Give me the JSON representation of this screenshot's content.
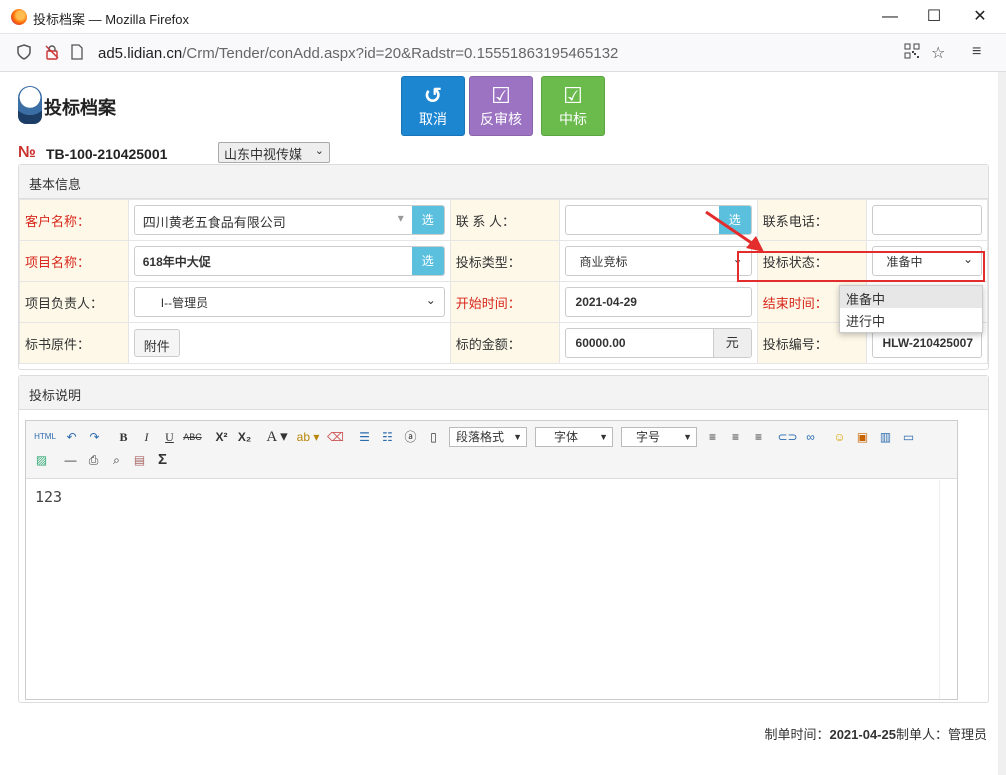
{
  "window": {
    "title": "投标档案 — Mozilla Firefox",
    "minimize": "—",
    "maximize": "☐",
    "close": "✕"
  },
  "urlbar": {
    "url_domain": "ad5.lidian.cn",
    "url_path": "/Crm/Tender/conAdd.aspx?id=20&Radstr=0.15551863195465132"
  },
  "header": {
    "title": "投标档案",
    "doc_symbol": "№",
    "doc_no": "TB-100-210425001",
    "company": "山东中视传媒"
  },
  "actions": {
    "cancel": "取消",
    "reaudit": "反审核",
    "win": "中标"
  },
  "basic": {
    "section_title": "基本信息",
    "customer_label": "客户名称：",
    "customer_value": "四川黄老五食品有限公司",
    "pick": "选",
    "contact_label": "联 系 人：",
    "contact_value": "",
    "phone_label": "联系电话：",
    "phone_value": "",
    "project_label": "项目名称：",
    "project_value": "618年中大促",
    "type_label": "投标类型：",
    "type_value": "商业竞标",
    "status_label": "投标状态：",
    "status_value": "准备中",
    "owner_label": "项目负责人：",
    "owner_value": "I--管理员",
    "start_label": "开始时间：",
    "start_value": "2021-04-29",
    "end_label": "结束时间：",
    "end_value": "",
    "doc_label": "标书原件：",
    "attach_button": "附件",
    "amount_label": "标的金额：",
    "amount_value": "60000.00",
    "amount_unit": "元",
    "bid_no_label": "投标编号：",
    "bid_no_value": "HLW-210425007"
  },
  "status_dropdown": {
    "options": [
      "准备中",
      "进行中"
    ]
  },
  "description": {
    "section_title": "投标说明",
    "toolbar": {
      "html": "HTML",
      "paragraph": "段落格式",
      "font": "字体",
      "size": "字号"
    },
    "content": "123"
  },
  "footer": {
    "created_label": "制单时间：",
    "created_value": "2021-04-25",
    "creator_label": "制单人：",
    "creator_value": "管理员"
  },
  "colors": {
    "cancel": "#1d86d1",
    "reaudit": "#9b73c2",
    "win": "#6abb4c",
    "required_label": "#d8271c",
    "highlight_box": "#e32c2c"
  }
}
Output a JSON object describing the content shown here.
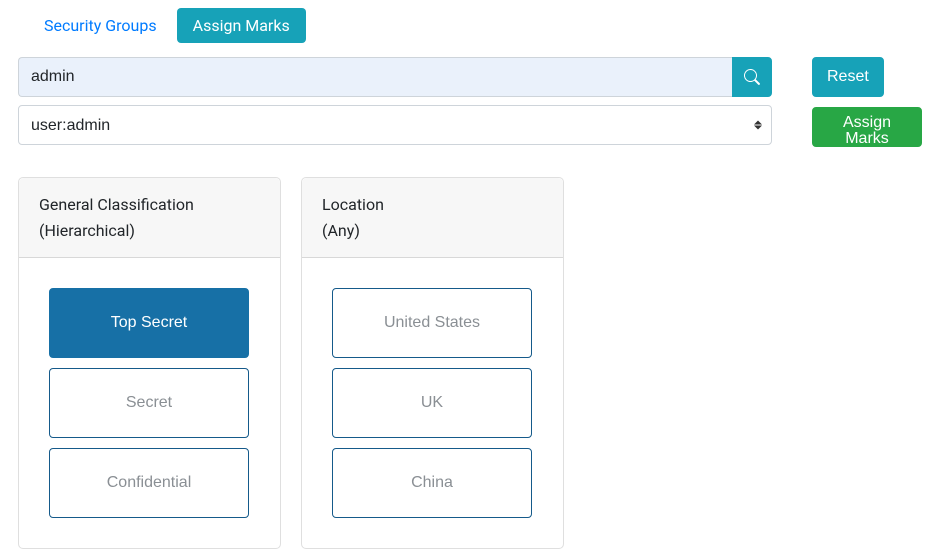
{
  "tabs": {
    "security_groups": "Security Groups",
    "assign_marks": "Assign Marks"
  },
  "search": {
    "value": "admin"
  },
  "user_select": {
    "selected": "user:admin"
  },
  "buttons": {
    "reset": "Reset",
    "assign_marks": "Assign Marks"
  },
  "cards": [
    {
      "title_line1": "General Classification",
      "title_line2": "(Hierarchical)",
      "marks": [
        {
          "label": "Top Secret",
          "selected": true
        },
        {
          "label": "Secret",
          "selected": false
        },
        {
          "label": "Confidential",
          "selected": false
        }
      ]
    },
    {
      "title_line1": "Location",
      "title_line2": "(Any)",
      "marks": [
        {
          "label": "United States",
          "selected": false
        },
        {
          "label": "UK",
          "selected": false
        },
        {
          "label": "China",
          "selected": false
        }
      ]
    }
  ]
}
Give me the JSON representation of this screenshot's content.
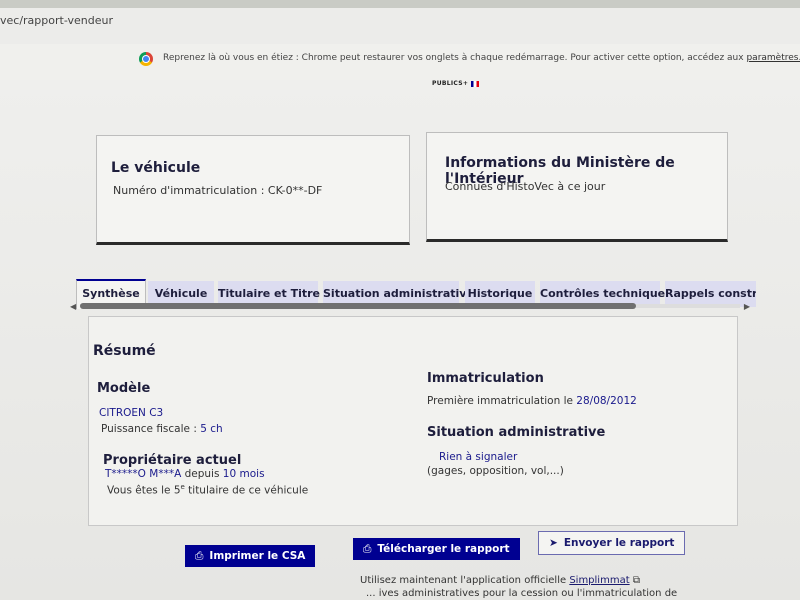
{
  "browser": {
    "url": "vec/rapport-vendeur",
    "infobar_message": "Reprenez là où vous en étiez : Chrome peut restaurer vos onglets à chaque redémarrage. Pour activer cette option, accédez aux",
    "infobar_link": "paramètres."
  },
  "logo": {
    "text": "PUBLICS+"
  },
  "vehicle_card": {
    "title": "Le véhicule",
    "plate_line": "Numéro d'immatriculation : CK-0**-DF"
  },
  "ministry_card": {
    "title": "Informations du Ministère de l'Intérieur",
    "subtitle": "Connues d'HistoVec à ce jour"
  },
  "tabs": [
    "Synthèse",
    "Véhicule",
    "Titulaire et Titre",
    "Situation administrative",
    "Historique",
    "Contrôles techniques",
    "Rappels constru"
  ],
  "summary": {
    "heading": "Résumé",
    "model_heading": "Modèle",
    "model_value": "CITROEN C3",
    "fiscal_label": "Puissance fiscale :",
    "fiscal_value": "5 ch",
    "owner_heading": "Propriétaire actuel",
    "owner_name": "T*****O M***A",
    "owner_since_label": "depuis",
    "owner_since_value": "10 mois",
    "owner_rank_prefix": "Vous êtes le 5",
    "owner_rank_sup": "e",
    "owner_rank_suffix": "titulaire de ce véhicule",
    "registration_heading": "Immatriculation",
    "first_registration_label": "Première immatriculation le",
    "first_registration_value": "28/08/2012",
    "admin_heading": "Situation administrative",
    "admin_value": "Rien à signaler",
    "admin_note": "(gages, opposition, vol,...)"
  },
  "actions": {
    "print": "Imprimer le CSA",
    "download": "Télécharger le rapport",
    "send": "Envoyer le rapport"
  },
  "footer": {
    "line1_prefix": "Utilisez maintenant l'application officielle",
    "line1_link": "Simplimmat",
    "line2": "... ives administratives pour la cession ou l'immatriculation de"
  }
}
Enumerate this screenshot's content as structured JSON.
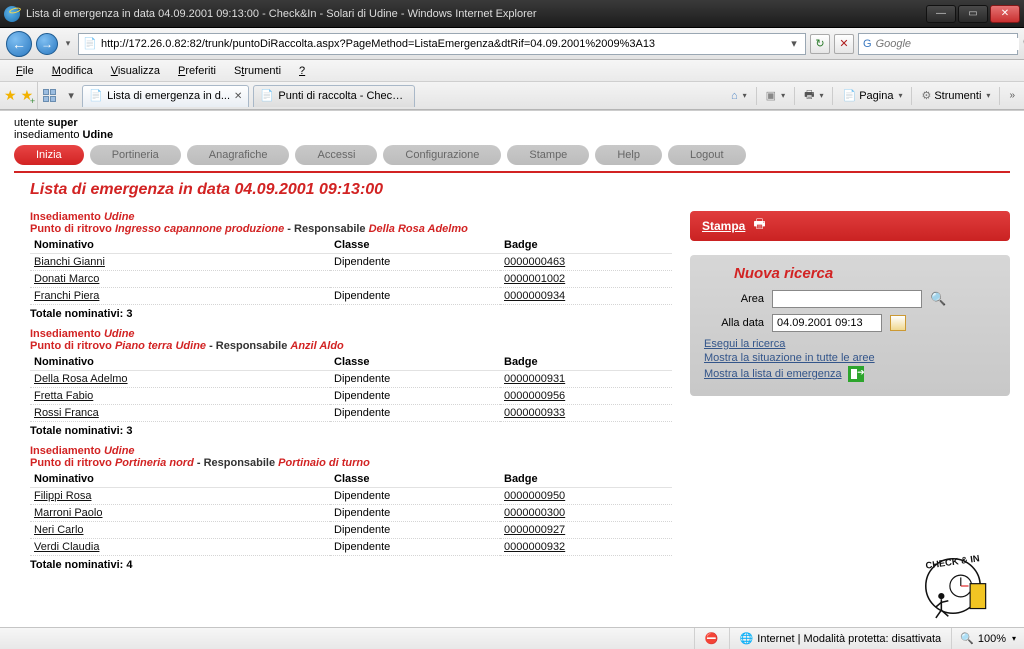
{
  "window": {
    "title": "Lista di emergenza in data 04.09.2001 09:13:00 - Check&In - Solari di Udine - Windows Internet Explorer"
  },
  "address": {
    "url": "http://172.26.0.82:82/trunk/puntoDiRaccolta.aspx?PageMethod=ListaEmergenza&dtRif=04.09.2001%2009%3A13"
  },
  "search": {
    "placeholder": "Google"
  },
  "menubar": [
    "File",
    "Modifica",
    "Visualizza",
    "Preferiti",
    "Strumenti",
    "?"
  ],
  "tabs": {
    "active": "Lista di emergenza in d...",
    "other": "Punti di raccolta - Check&..."
  },
  "toolbar": {
    "pagina": "Pagina",
    "strumenti": "Strumenti"
  },
  "page": {
    "user_prefix": "utente ",
    "user": "super",
    "inse_prefix": "insediamento ",
    "inse": "Udine",
    "nav": [
      "Inizia",
      "Portineria",
      "Anagrafiche",
      "Accessi",
      "Configurazione",
      "Stampe",
      "Help",
      "Logout"
    ],
    "title_a": "Lista di emergenza in data ",
    "title_b": "04.09.2001 09:13:00",
    "groups": [
      {
        "l1a": "Insediamento ",
        "l1b": "Udine",
        "l2a": "Punto di ritrovo ",
        "l2b": "Ingresso capannone produzione",
        "l2c": " - Responsabile ",
        "l2d": "Della Rosa Adelmo",
        "rows": [
          {
            "nom": "Bianchi Gianni",
            "cls": "Dipendente",
            "badge": "0000000463"
          },
          {
            "nom": "Donati Marco",
            "cls": "",
            "badge": "0000001002"
          },
          {
            "nom": "Franchi Piera",
            "cls": "Dipendente",
            "badge": "0000000934"
          }
        ],
        "total": "Totale nominativi: 3"
      },
      {
        "l1a": "Insediamento ",
        "l1b": "Udine",
        "l2a": "Punto di ritrovo ",
        "l2b": "Piano terra Udine",
        "l2c": " - Responsabile ",
        "l2d": "Anzil Aldo",
        "rows": [
          {
            "nom": "Della Rosa Adelmo",
            "cls": "Dipendente",
            "badge": "0000000931"
          },
          {
            "nom": "Fretta Fabio",
            "cls": "Dipendente",
            "badge": "0000000956"
          },
          {
            "nom": "Rossi Franca",
            "cls": "Dipendente",
            "badge": "0000000933"
          }
        ],
        "total": "Totale nominativi: 3"
      },
      {
        "l1a": "Insediamento ",
        "l1b": "Udine",
        "l2a": "Punto di ritrovo ",
        "l2b": "Portineria nord",
        "l2c": " - Responsabile ",
        "l2d": "Portinaio di turno",
        "rows": [
          {
            "nom": "Filippi Rosa",
            "cls": "Dipendente",
            "badge": "0000000950"
          },
          {
            "nom": "Marroni Paolo",
            "cls": "Dipendente",
            "badge": "0000000300"
          },
          {
            "nom": "Neri Carlo",
            "cls": "Dipendente",
            "badge": "0000000927"
          },
          {
            "nom": "Verdi Claudia",
            "cls": "Dipendente",
            "badge": "0000000932"
          }
        ],
        "total": "Totale nominativi: 4"
      }
    ],
    "cols": {
      "nom": "Nominativo",
      "cls": "Classe",
      "badge": "Badge"
    },
    "print_label": "Stampa",
    "search_panel": {
      "title": "Nuova ricerca",
      "area_label": "Area",
      "date_label": "Alla data",
      "date_value": "04.09.2001 09:13",
      "link1": "Esegui la ricerca",
      "link2": "Mostra la situazione in tutte le aree",
      "link3": "Mostra la lista di emergenza"
    }
  },
  "status": {
    "text": "Internet | Modalità protetta: disattivata",
    "zoom": "100%"
  }
}
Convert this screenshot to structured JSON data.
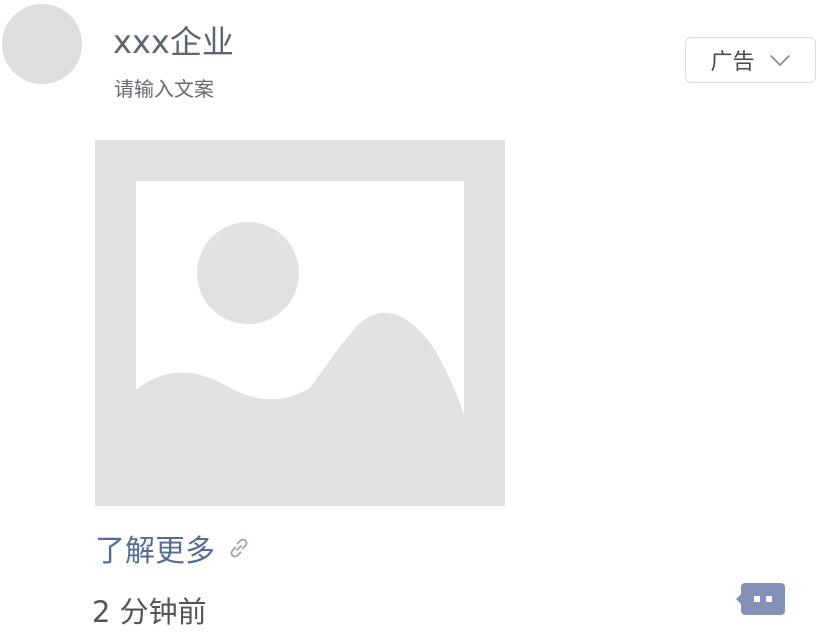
==============================
Copy each line of the listing that holds the word "text".

■ Answer to the task
    "text": "PUBLICS+"
    "text": "Internet | Modalità protetta: disattivata",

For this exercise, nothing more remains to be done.